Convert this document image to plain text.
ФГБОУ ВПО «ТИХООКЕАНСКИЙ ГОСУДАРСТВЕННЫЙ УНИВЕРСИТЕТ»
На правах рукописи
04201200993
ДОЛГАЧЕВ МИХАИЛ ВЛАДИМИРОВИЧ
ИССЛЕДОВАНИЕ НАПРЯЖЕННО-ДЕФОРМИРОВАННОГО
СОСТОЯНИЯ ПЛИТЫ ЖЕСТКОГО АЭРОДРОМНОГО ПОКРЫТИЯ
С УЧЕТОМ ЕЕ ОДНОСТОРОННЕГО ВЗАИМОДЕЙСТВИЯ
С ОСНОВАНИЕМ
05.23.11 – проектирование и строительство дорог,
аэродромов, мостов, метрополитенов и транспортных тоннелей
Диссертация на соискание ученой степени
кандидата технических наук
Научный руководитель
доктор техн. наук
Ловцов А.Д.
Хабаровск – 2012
★ ★ ★ ★ ★ ★ ★
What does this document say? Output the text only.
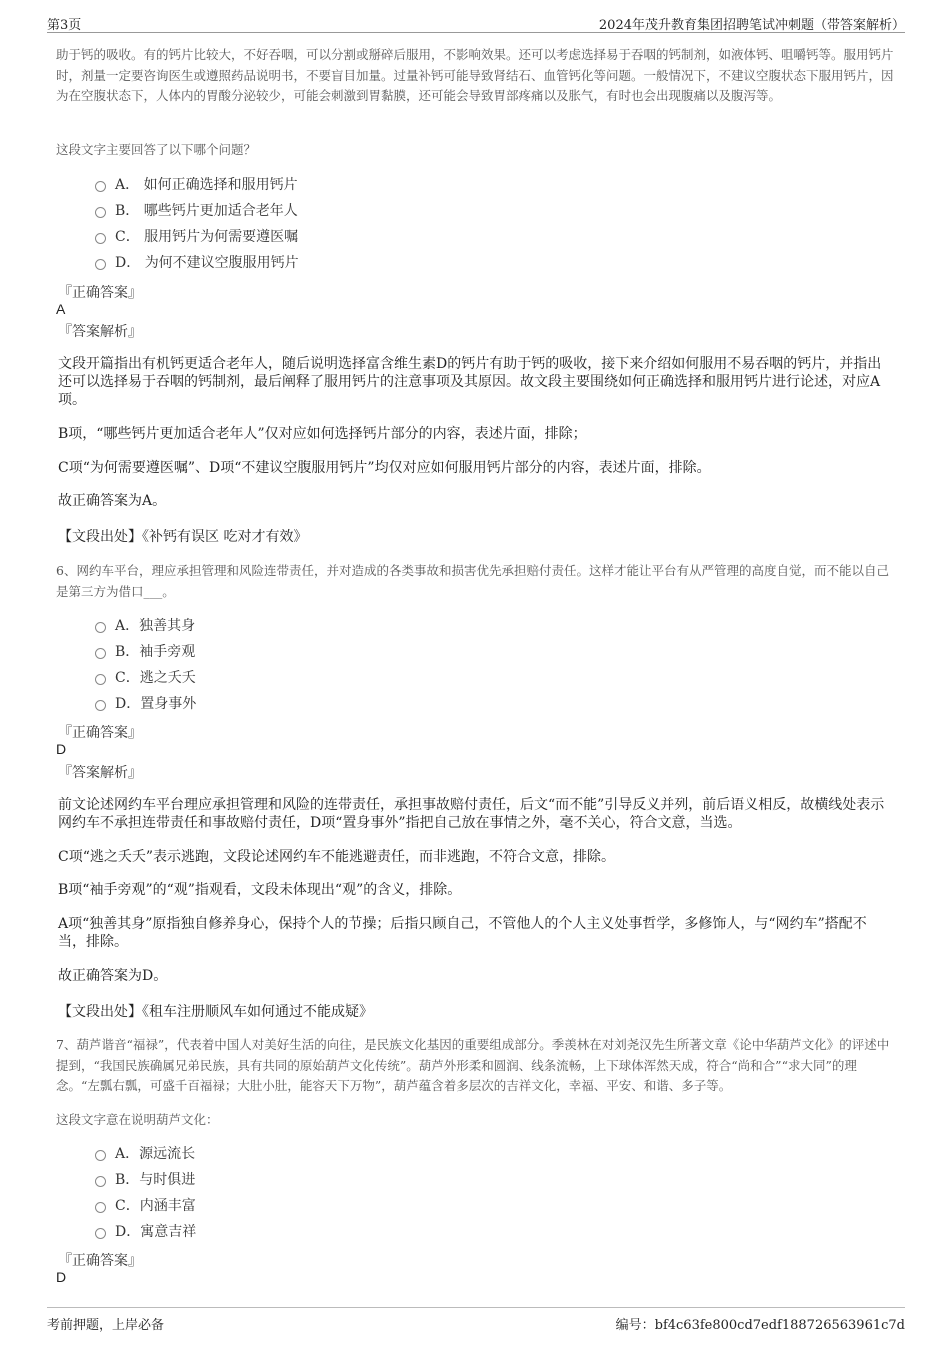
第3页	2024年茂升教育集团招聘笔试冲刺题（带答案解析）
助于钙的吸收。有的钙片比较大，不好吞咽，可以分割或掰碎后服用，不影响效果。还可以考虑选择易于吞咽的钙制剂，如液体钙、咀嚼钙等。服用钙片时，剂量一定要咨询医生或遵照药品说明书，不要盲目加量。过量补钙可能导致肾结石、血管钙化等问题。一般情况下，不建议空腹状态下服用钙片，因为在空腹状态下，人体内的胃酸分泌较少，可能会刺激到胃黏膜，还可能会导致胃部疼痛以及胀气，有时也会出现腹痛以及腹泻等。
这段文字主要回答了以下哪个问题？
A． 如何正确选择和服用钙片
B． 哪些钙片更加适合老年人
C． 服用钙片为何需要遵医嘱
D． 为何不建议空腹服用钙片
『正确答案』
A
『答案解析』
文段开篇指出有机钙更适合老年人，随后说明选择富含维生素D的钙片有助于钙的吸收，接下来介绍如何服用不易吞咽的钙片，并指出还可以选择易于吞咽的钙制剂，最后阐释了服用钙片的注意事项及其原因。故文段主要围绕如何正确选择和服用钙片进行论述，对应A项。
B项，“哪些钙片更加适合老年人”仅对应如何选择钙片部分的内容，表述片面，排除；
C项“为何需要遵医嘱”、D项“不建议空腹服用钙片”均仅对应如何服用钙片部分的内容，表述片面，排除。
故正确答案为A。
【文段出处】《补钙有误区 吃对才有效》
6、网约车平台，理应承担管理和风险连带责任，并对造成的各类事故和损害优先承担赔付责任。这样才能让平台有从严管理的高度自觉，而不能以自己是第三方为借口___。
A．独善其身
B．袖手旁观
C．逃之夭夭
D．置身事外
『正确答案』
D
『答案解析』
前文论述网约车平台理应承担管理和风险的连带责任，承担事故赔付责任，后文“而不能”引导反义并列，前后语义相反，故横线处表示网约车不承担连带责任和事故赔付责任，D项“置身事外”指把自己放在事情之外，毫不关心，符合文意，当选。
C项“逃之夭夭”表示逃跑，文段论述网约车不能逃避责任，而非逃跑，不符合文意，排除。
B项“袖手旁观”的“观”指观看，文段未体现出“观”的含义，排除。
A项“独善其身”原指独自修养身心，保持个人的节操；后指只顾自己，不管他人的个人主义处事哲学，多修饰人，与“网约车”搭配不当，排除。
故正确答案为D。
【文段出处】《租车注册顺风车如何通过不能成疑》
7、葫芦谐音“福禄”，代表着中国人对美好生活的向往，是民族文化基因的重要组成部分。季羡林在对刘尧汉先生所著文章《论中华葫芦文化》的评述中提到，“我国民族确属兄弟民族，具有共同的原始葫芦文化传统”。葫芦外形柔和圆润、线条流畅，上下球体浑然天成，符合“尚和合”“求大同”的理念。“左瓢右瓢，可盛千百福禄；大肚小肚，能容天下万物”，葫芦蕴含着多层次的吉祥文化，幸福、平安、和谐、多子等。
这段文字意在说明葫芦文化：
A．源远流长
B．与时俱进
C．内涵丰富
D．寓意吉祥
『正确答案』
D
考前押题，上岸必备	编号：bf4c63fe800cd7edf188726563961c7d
★ ★ ★ ★ ★ ★ ★
## EXERCISE DETAILS
Copy out every line that includes the word "逃之夭夭".

## WRITTEN ANSWER
C．逃之夭夭
C项“逃之夭夭”表示逃跑，文段论述网约车不能逃避责任，而非逃跑，不符合文意，排除。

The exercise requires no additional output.